§ **PROBLEM**
Gather every line that includes the word "nhận", please.

(Stored dataset items)
----------
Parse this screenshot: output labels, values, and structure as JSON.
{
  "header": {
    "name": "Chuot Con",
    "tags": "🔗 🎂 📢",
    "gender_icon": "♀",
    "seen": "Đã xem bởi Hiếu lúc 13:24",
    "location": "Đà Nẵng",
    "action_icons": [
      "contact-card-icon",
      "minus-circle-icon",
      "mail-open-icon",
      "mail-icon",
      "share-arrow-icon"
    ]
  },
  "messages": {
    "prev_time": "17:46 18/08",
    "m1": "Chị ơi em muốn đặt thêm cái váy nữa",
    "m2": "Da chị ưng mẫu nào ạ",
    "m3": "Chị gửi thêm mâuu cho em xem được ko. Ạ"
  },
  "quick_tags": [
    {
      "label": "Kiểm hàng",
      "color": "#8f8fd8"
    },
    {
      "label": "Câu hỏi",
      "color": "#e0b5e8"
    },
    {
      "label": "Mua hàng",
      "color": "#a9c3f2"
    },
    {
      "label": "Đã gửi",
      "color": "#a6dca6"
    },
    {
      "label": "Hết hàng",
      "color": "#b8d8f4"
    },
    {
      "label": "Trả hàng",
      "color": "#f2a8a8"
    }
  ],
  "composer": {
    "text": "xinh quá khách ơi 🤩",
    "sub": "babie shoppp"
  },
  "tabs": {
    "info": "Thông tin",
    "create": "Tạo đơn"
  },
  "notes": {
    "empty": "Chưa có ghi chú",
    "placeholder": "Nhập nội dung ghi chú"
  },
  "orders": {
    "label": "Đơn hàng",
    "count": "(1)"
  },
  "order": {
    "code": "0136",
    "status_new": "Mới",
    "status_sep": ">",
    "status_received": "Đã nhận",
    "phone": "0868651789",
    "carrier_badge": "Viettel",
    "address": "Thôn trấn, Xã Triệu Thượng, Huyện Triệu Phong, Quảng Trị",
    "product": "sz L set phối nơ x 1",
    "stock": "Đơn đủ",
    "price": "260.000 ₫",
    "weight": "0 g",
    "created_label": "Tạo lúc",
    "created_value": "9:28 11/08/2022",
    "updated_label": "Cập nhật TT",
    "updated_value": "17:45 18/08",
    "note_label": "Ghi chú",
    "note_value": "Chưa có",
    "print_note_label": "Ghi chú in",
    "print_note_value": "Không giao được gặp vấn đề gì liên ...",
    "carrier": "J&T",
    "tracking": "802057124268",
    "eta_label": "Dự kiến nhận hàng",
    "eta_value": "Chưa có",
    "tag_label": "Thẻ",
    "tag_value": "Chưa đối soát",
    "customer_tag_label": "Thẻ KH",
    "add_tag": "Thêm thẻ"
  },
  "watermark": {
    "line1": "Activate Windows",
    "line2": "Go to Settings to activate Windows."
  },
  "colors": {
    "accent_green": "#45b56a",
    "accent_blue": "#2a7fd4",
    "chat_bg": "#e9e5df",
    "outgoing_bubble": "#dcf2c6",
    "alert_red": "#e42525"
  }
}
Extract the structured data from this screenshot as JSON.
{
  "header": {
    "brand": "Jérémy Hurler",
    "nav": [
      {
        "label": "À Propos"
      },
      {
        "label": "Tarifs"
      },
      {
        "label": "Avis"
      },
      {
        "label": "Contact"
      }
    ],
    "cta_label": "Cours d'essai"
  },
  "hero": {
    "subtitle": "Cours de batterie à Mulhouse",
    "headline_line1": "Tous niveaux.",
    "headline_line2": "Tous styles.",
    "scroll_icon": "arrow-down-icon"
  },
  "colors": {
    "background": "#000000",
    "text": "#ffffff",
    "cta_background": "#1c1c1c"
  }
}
----------
§ **COMPLETED EXERCISE**
    "status_received": "Đã nhận",
    "eta_label": "Dự kiến nhận hàng",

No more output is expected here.